— To do —
Your task is to copy every line of the entries that contains "desconsuelo".

*** Information shown ***

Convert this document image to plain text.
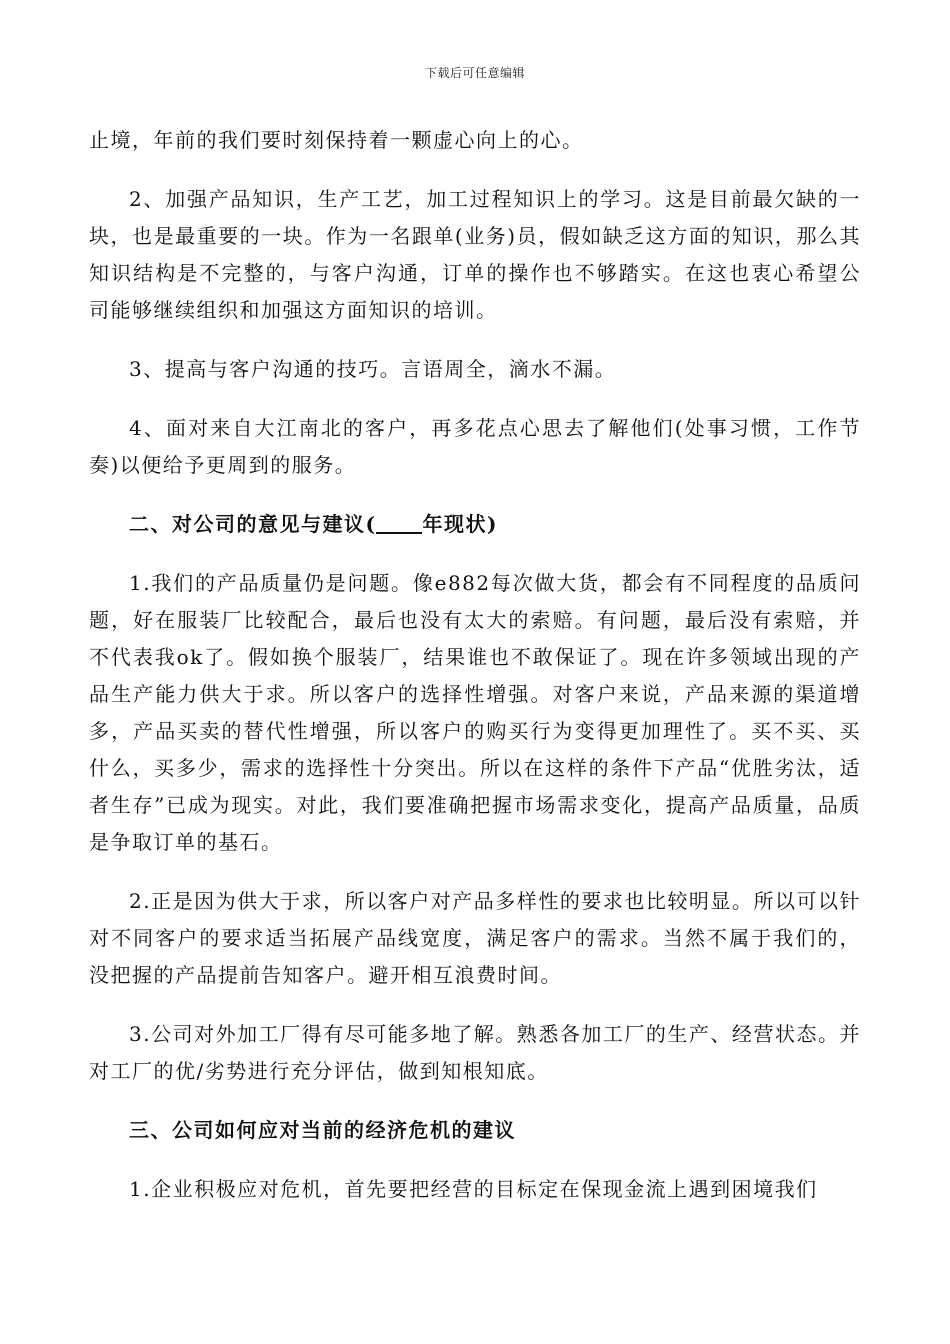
下载后可任意编辑

止境，年前的我们要时刻保持着一颗虚心向上的心。

2、加强产品知识，生产工艺，加工过程知识上的学习。这是目前最欠缺的一块，也是最重要的一块。作为一名跟单(业务)员，假如缺乏这方面的知识，那么其知识结构是不完整的，与客户沟通，订单的操作也不够踏实。在这也衷心希望公司能够继续组织和加强这方面知识的培训。

3、提高与客户沟通的技巧。言语周全，滴水不漏。

4、面对来自大江南北的客户，再多花点心思去了解他们(处事习惯，工作节奏)以便给予更周到的服务。

二、对公司的意见与建议( 年现状)

1.我们的产品质量仍是问题。像e882每次做大货，都会有不同程度的品质问题，好在服装厂比较配合，最后也没有太大的索赔。有问题，最后没有索赔，并不代表我ok了。假如换个服装厂，结果谁也不敢保证了。现在许多领域出现的产品生产能力供大于求。所以客户的选择性增强。对客户来说，产品来源的渠道增多，产品买卖的替代性增强，所以客户的购买行为变得更加理性了。买不买、买什么，买多少，需求的选择性十分突出。所以在这样的条件下产品“优胜劣汰，适者生存”已成为现实。对此，我们要准确把握市场需求变化，提高产品质量，品质是争取订单的基石。

2.正是因为供大于求，所以客户对产品多样性的要求也比较明显。所以可以针对不同客户的要求适当拓展产品线宽度，满足客户的需求。当然不属于我们的，没把握的产品提前告知客户。避开相互浪费时间。

3.公司对外加工厂得有尽可能多地了解。熟悉各加工厂的生产、经营状态。并对工厂的优/劣势进行充分评估，做到知根知底。

三、公司如何应对当前的经济危机的建议

1.企业积极应对危机，首先要把经营的目标定在保现金流上遇到困境我们
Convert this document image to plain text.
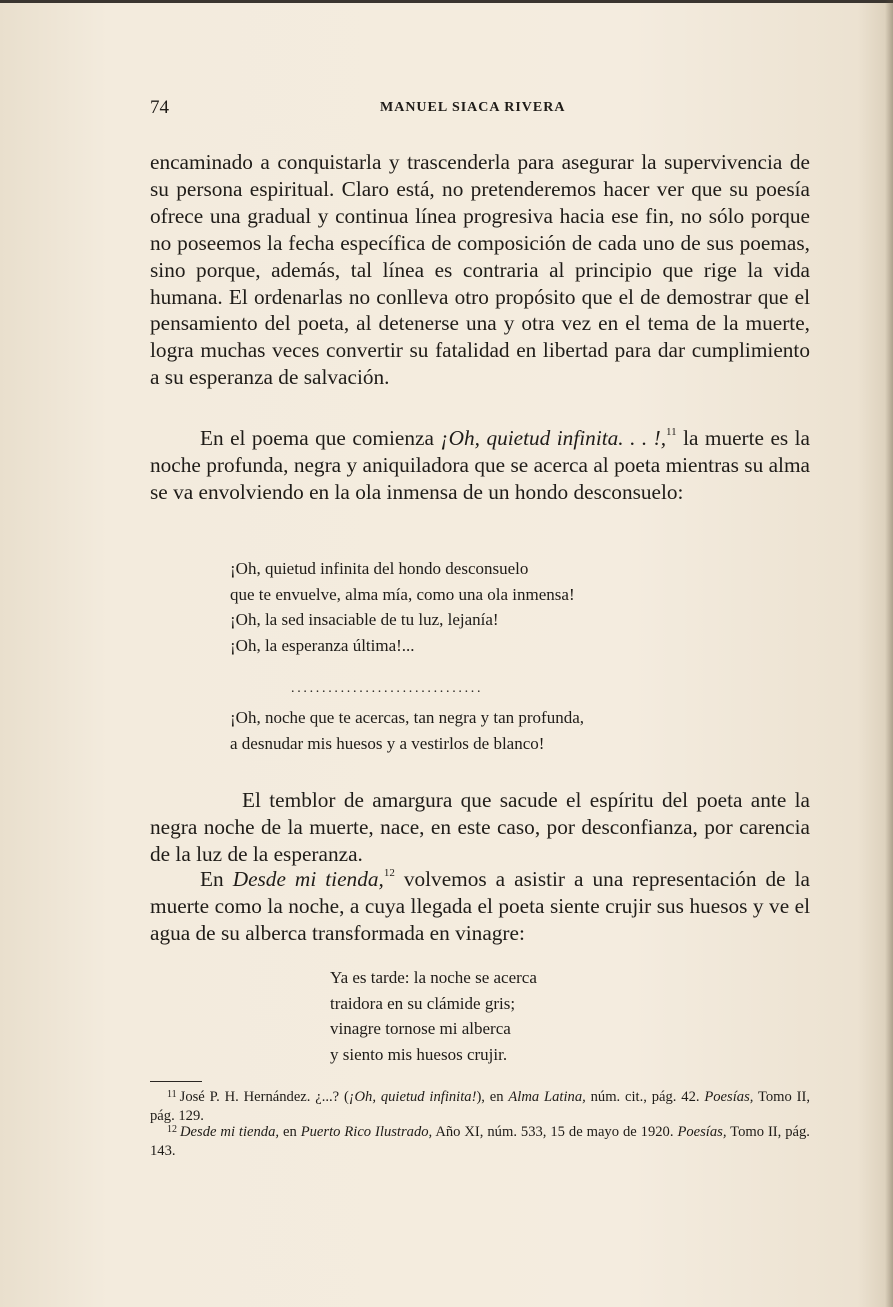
74	MANUEL SIACA RIVERA
encaminado a conquistarla y trascenderla para asegurar la supervivencia de su persona espiritual. Claro está, no pretenderemos hacer ver que su poesía ofrece una gradual y continua línea progresiva hacia ese fin, no sólo porque no poseemos la fecha específica de composición de cada uno de sus poemas, sino porque, además, tal línea es contraria al principio que rige la vida humana. El ordenarlas no conlleva otro propósito que el de demostrar que el pensamiento del poeta, al detenerse una y otra vez en el tema de la muerte, logra muchas veces convertir su fatalidad en libertad para dar cumplimiento a su esperanza de salvación.
En el poema que comienza ¡Oh, quietud infinita. . . !,$^{11}$ la muerte es la noche profunda, negra y aniquiladora que se acerca al poeta mientras su alma se va envolviendo en la ola inmensa de un hondo desconsuelo:
¡Oh, quietud infinita del hondo desconsuelo
que te envuelve, alma mía, como una ola inmensa!
¡Oh, la sed insaciable de tu luz, lejanía!
¡Oh, la esperanza última!...
...............................
¡Oh, noche que te acercas, tan negra y tan profunda,
a desnudar mis huesos y a vestirlos de blanco!
El temblor de amargura que sacude el espíritu del poeta ante la negra noche de la muerte, nace, en este caso, por desconfianza, por carencia de la luz de la esperanza.
En Desde mi tienda,$^{12}$ volvemos a asistir a una representación de la muerte como la noche, a cuya llegada el poeta siente crujir sus huesos y ve el agua de su alberca transformada en vinagre:
Ya es tarde: la noche se acerca
traidora en su clámide gris;
vinagre tornose mi alberca
y siento mis huesos crujir.
$^{11}$ José P. H. Hernández. ¿...? (¡Oh, quietud infinita!), en Alma Latina, núm. cit., pág. 42. Poesías, Tomo II, pág. 129.
$^{12}$ Desde mi tienda, en Puerto Rico Ilustrado, Año XI, núm. 533, 15 de mayo de 1920. Poesías, Tomo II, pág. 143.
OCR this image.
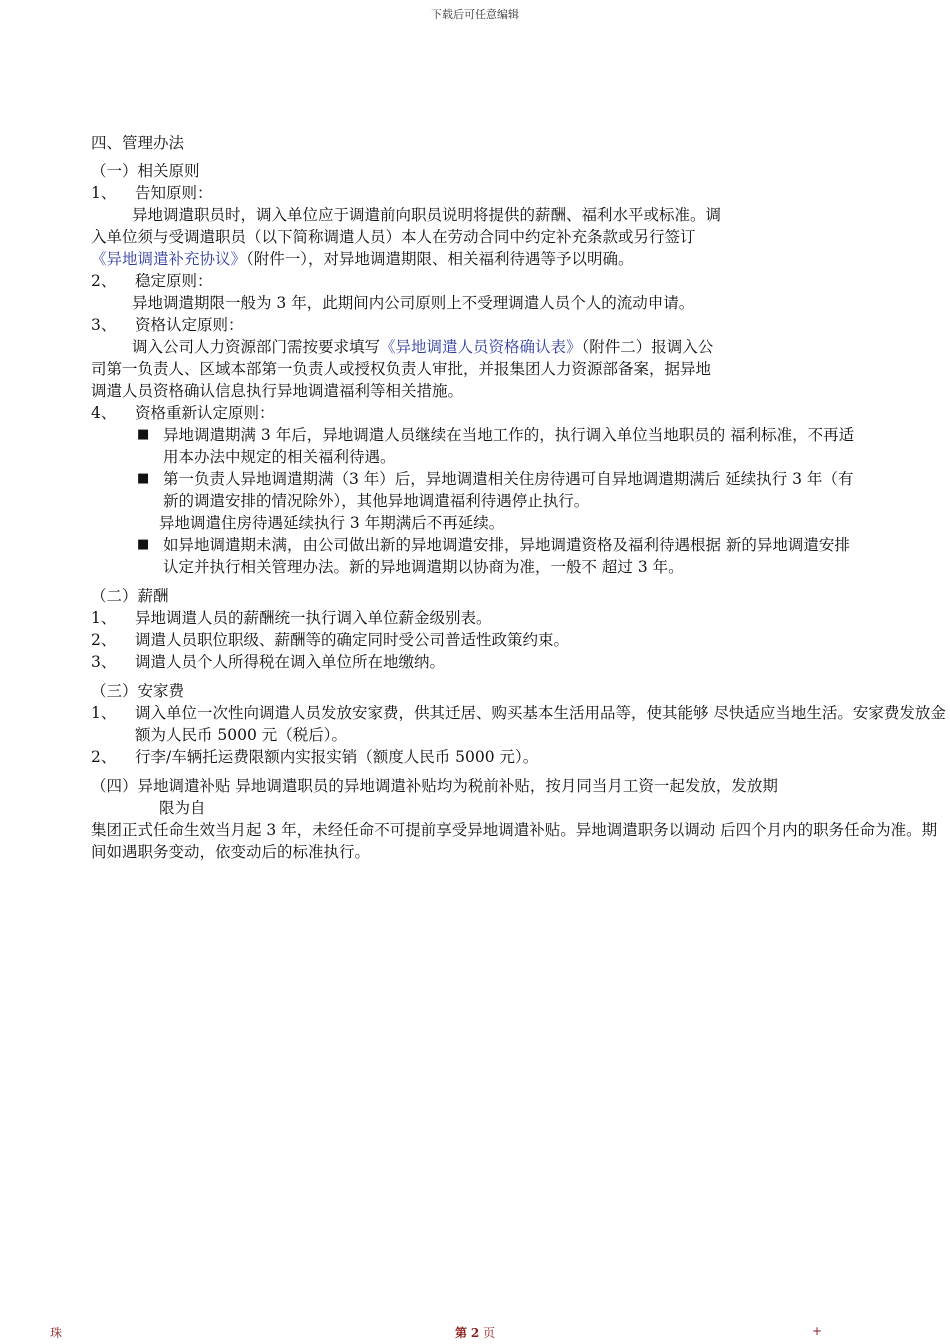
下载后可任意编辑

四、管理办法

（一）相关原则

1、 告知原则：

异地调遣职员时，调入单位应于调遣前向职员说明将提供的薪酬、福利水平或标准。调

入单位须与受调遣职员（以下简称调遣人员）本人在劳动合同中约定补充条款或另行签订

《异地调遣补充协议》（附件一），对异地调遣期限、相关福利待遇等予以明确。

2、 稳定原则：

异地调遣期限一般为 3 年，此期间内公司原则上不受理调遣人员个人的流动申请。

3、 资格认定原则：

调入公司人力资源部门需按要求填写《异地调遣人员资格确认表》（附件二）报调入公

司第一负责人、区域本部第一负责人或授权负责人审批，并报集团人力资源部备案，据异地

调遣人员资格确认信息执行异地调遣福利等相关措施。

4、 资格重新认定原则：

■ 异地调遣期满 3 年后，异地调遣人员继续在当地工作的，执行调入单位当地职员的 福利标准，不再适用本办法中规定的相关福利待遇。

■ 第一负责人异地调遣期满（3 年）后，异地调遣相关住房待遇可自异地调遣期满后 延续执行 3 年（有新的调遣安排的情况除外），其他异地调遣福利待遇停止执行。

异地调遣住房待遇延续执行 3 年期满后不再延续。

■ 如异地调遣期未满，由公司做出新的异地调遣安排，异地调遣资格及福利待遇根据 新的异地调遣安排认定并执行相关管理办法。新的异地调遣期以协商为准，一般不 超过 3 年。

（二）薪酬

1、 异地调遣人员的薪酬统一执行调入单位薪金级别表。

2、 调遣人员职位职级、薪酬等的确定同时受公司普适性政策约束。

3、 调遣人员个人所得税在调入单位所在地缴纳。

（三）安家费

1、 调入单位一次性向调遣人员发放安家费，供其迁居、购买基本生活用品等，使其能够 尽快适应当地生活。安家费发放金额为人民币 5000 元（税后）。

2、 行李/车辆托运费限额内实报实销（额度人民币 5000 元）。

（四）异地调遣补贴 异地调遣职员的异地调遣补贴均为税前补贴，按月同当月工资一起发放，发放期

限为自

集团正式任命生效当月起 3 年，未经任命不可提前享受异地调遣补贴。异地调遣职务以调动 后四个月内的职务任命为准。期间如遇职务变动，依变动后的标准执行。

珠	第 2 页	+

***

— Worked answer —
En el poema que comienza ¡Oh, quietud infinita. . . !,$^{11}$ la muerte es la noche profunda, negra y aniquiladora que se acerca al poeta mientras su alma se va envolviendo en la ola inmensa de un hondo desconsuelo:
¡Oh, quietud infinita del hondo desconsuelo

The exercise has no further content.